### PROBLEM REQUIREMENTS:
Write out the part of the text below about parents searching online for genetic information word for word, starting at "Clinical experience suggests" and ending at "et al. 2001).".

### DOCUMENT PASSAGE:
· · · · · · ·
Clinical experience suggests that many parents of a child referred for a genetic evaluation and counseling visit search the Internet for information before coming to clinic. A survey of a general genetics clinic population found that 47% searched hoping to find information in layman’s terms, but 41% who searched characterized the information they obtained as confusing and difficult to understand (Taylor et al. 2001).

This report summarizes how parents searched the Internet for information about their child’s condition before and after their referral to a university-based pediatric genetics clinic. It describes searching techniques and targets, the impact of the information obtained, and the barriers parents faced in finding relevant information. Recognizing the barriers that families face to accessing and understanding genetic information can help genetic professionals identify and address their clients’ informational needs.

Methods

Recruitment

The data reported here on Internet use come from a larger, longitudinal, ethnographic study that examined how parents who had a child or who were at risk for having a child with a genetic disorder sought out, understood, and used information over time to interpret genetic disorders and to make decisions about reproduction, health care, and services. Between 2000 and 2002, families were recruited from those newly referred by their health care providers or developmental evaluation centers to a pediatric genetic clinic located in a university-based hospital in the south-eastern United States. Our aim was to obtain a sample of families who represented the wide variety of indications typically seen in an active pediatric genetics clinic in the U.S.; thus, we recruited families irrespective of diagnosis. Families were purposively recruited to represent the ethnic and socioeconomic diversity of the clinic population. After the initial clinic referral, the families were sent a recruitment brochure by the first author (MIR). Those interested in the research project returned the detachable postcard indicating their willingness for a research assistant to contact them with further information about the study. Approximately 30% of those recruited were enrolled. After they had the opportunity to discuss the study with a member of the research team, parents were sent a copy of the consent form. Both Spanish and English versions of the brochure and consent form were sent to families who were Latino. An ethnographer reviewed the consent form with the family in person either before their first clinic visit or, when the initial clinic session was not observed, before beginning the first interview. Interviews with Latino families were conducted in either Spanish or English, as they preferred. We invited mothers, fathers, and other interested family members to participate in the interviews. Except for one grandmother, the biological mother was the primary respondent in the families. This was due, in part, to the fact that mothers tended to be the primary care givers, health care managers, and e-health users in their families. Participants were compensated $50 for each observed clinic visit and interview. This study was approved by the appropriate Institutional Review Board and informed consent was obtained from all participants.
· · · · · · ·
### DATASET ENTRIES:
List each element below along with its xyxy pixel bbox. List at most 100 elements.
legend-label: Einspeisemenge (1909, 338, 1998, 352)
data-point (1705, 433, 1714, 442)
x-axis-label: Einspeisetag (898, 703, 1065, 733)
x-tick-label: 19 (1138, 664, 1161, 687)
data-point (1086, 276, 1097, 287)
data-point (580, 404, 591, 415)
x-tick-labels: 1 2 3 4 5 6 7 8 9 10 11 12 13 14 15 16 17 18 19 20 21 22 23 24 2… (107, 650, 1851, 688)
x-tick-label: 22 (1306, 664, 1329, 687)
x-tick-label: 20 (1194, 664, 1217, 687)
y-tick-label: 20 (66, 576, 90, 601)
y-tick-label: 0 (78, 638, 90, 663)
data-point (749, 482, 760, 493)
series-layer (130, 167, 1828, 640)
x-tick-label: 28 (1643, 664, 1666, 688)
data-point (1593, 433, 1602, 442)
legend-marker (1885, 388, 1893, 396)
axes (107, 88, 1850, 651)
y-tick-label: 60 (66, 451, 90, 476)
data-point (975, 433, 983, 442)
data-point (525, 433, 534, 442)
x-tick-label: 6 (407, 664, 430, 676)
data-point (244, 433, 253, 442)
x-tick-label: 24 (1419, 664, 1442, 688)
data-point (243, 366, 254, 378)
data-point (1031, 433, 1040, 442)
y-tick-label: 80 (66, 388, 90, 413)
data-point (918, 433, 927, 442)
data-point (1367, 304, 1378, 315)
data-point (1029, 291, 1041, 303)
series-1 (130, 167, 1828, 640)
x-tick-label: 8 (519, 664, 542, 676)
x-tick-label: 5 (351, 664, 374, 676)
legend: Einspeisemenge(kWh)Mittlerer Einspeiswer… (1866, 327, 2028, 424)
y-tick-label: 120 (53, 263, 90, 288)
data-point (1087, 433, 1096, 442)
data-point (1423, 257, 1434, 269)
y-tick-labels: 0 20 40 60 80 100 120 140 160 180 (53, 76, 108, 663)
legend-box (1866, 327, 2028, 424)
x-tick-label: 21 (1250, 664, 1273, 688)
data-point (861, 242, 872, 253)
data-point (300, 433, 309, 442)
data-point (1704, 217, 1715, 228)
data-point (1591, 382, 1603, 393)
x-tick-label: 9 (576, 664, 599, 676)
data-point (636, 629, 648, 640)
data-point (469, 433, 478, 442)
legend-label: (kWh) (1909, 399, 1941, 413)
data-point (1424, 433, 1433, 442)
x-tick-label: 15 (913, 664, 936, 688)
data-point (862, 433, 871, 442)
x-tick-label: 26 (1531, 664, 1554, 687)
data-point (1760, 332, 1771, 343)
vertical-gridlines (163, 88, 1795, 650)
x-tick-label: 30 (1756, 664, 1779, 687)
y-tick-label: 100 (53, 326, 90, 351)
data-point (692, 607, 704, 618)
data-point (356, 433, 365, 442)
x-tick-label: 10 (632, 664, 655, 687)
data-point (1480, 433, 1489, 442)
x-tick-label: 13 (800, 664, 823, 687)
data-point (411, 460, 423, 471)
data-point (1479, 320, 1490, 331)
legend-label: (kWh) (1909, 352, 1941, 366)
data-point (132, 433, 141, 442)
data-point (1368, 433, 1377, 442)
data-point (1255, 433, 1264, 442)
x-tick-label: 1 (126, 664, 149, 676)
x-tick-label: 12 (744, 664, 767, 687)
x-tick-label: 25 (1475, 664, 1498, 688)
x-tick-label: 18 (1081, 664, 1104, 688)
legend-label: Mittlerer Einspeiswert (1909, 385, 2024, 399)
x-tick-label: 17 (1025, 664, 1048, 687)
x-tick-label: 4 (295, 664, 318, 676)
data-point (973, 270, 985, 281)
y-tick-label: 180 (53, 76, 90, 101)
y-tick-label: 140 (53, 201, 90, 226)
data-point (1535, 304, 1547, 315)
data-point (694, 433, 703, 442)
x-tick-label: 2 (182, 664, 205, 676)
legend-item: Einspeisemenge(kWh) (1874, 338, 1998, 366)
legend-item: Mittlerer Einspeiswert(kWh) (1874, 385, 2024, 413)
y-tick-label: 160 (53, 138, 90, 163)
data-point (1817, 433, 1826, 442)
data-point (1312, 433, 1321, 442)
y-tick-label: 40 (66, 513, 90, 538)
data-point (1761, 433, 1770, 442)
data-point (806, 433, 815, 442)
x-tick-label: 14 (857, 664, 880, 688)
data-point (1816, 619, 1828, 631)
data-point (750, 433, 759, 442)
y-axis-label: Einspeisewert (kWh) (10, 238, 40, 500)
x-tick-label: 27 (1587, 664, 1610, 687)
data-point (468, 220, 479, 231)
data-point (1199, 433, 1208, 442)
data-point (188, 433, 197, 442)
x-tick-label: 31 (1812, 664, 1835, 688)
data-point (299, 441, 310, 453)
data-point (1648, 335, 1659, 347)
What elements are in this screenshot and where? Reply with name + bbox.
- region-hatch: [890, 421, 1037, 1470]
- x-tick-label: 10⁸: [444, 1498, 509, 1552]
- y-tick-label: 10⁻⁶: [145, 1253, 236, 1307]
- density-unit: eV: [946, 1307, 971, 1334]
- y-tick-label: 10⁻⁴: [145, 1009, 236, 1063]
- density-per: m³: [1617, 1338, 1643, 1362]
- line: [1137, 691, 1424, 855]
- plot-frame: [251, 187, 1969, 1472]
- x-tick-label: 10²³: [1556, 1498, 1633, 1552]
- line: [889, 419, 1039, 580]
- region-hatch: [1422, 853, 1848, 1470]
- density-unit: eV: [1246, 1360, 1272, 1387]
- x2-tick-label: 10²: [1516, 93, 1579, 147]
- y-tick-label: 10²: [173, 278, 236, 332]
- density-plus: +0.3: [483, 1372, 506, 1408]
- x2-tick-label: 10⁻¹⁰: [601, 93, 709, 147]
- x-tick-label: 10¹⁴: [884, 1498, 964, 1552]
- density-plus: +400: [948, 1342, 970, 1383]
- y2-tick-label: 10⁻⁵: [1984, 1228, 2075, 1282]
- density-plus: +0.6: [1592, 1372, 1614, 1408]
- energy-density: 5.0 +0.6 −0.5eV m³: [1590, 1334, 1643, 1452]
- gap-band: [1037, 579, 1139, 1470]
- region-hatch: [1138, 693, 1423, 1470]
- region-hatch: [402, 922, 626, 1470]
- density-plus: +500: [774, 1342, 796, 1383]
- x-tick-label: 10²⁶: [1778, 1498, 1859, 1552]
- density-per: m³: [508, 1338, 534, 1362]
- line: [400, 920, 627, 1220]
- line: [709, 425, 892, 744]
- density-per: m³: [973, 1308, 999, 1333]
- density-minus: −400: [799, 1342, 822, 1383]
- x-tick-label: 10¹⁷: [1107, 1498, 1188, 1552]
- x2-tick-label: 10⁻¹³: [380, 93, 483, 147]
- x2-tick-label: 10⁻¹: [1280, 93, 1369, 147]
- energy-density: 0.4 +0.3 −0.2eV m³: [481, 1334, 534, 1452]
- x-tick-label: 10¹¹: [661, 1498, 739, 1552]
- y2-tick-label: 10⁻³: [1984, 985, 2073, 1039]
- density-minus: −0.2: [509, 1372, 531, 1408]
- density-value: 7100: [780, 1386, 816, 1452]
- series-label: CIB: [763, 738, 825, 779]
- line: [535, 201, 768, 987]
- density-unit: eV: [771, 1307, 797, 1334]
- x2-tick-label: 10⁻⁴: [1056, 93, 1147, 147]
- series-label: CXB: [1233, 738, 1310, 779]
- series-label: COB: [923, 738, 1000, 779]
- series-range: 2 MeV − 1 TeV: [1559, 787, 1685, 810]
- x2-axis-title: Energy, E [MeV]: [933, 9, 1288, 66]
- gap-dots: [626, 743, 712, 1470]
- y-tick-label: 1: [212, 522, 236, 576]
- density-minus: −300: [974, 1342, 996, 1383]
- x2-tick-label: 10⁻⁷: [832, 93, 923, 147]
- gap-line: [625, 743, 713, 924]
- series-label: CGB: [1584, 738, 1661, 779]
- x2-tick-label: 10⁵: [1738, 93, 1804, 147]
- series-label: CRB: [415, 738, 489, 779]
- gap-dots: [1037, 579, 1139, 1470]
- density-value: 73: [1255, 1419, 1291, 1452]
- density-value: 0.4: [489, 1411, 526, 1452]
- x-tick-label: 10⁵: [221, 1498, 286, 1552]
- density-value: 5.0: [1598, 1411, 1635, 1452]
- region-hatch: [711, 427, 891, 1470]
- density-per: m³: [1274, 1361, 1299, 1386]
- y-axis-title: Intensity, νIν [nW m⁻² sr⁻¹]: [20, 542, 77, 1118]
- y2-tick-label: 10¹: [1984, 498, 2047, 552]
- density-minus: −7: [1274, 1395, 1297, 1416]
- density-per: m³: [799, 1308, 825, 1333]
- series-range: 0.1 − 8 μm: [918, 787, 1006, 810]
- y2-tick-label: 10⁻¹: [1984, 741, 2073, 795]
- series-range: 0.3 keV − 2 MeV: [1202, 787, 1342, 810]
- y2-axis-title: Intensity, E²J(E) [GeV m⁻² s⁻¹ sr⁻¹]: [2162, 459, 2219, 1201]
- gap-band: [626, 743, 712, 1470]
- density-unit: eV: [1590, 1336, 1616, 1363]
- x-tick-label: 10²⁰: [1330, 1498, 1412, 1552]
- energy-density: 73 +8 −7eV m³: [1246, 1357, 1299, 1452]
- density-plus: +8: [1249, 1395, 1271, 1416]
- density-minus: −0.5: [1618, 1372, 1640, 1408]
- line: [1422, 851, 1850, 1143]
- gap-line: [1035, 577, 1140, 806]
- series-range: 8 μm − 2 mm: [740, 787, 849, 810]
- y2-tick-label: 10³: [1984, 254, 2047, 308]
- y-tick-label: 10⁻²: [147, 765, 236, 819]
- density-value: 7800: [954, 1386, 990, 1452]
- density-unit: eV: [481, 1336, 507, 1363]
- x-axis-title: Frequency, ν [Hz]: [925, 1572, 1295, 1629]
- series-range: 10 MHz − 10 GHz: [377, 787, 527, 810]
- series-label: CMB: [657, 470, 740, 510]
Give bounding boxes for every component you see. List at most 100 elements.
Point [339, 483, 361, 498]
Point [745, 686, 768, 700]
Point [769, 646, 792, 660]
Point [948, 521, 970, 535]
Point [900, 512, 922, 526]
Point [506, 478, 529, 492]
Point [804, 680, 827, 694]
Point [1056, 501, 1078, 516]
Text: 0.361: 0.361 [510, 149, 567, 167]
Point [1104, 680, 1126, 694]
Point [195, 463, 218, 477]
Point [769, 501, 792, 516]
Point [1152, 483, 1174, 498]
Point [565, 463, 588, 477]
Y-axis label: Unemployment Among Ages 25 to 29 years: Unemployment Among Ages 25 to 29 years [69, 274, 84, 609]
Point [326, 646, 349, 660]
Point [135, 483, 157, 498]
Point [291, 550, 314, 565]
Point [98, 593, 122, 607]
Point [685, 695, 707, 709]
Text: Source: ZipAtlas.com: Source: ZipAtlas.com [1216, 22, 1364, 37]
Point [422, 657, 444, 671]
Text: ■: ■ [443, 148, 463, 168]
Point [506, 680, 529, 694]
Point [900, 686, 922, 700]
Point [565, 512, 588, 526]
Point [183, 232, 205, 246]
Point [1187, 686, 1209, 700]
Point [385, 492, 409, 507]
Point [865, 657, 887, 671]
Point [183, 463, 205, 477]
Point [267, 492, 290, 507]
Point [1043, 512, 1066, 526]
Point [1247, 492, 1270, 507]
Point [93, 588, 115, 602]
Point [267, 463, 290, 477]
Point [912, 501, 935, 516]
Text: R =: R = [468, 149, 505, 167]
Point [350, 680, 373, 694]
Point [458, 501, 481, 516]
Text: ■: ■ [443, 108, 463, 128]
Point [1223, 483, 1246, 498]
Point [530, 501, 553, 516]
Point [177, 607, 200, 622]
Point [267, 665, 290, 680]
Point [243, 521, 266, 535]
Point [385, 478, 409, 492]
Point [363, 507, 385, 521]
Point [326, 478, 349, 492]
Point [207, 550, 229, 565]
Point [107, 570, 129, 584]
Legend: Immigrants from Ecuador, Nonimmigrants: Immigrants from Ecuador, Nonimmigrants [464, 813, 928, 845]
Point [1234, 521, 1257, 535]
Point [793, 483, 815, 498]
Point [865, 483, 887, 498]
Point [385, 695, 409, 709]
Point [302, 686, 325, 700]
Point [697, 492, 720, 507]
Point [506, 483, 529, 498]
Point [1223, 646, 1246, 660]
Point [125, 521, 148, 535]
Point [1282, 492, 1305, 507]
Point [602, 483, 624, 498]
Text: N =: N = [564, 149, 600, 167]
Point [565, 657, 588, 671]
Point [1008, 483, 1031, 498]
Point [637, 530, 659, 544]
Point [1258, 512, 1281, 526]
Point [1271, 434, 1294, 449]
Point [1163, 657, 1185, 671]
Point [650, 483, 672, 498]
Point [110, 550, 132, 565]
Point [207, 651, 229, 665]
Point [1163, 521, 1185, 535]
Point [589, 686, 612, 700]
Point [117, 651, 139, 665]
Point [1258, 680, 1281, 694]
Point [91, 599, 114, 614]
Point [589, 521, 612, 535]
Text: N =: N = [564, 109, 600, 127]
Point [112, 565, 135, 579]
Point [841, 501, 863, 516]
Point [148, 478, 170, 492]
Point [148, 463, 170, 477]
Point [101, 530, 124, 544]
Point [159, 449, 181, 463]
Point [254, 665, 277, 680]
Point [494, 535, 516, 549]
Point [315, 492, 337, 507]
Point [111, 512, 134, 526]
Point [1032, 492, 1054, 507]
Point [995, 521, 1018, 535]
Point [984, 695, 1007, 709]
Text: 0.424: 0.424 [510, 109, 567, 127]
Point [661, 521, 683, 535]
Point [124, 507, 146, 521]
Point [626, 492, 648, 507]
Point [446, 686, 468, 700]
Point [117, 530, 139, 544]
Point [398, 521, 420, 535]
· · · · · · ·
### RESULT:
Clinical experience suggests that many parents of a child referred for a genetic evaluation and counseling visit search the Internet for information before coming to clinic. A survey of a general genetics clinic population found that 47% searched hoping to find information in layman’s terms, but 41% who searched characterized the information they obtained as confusing and difficult to understand (Taylor et al. 2001).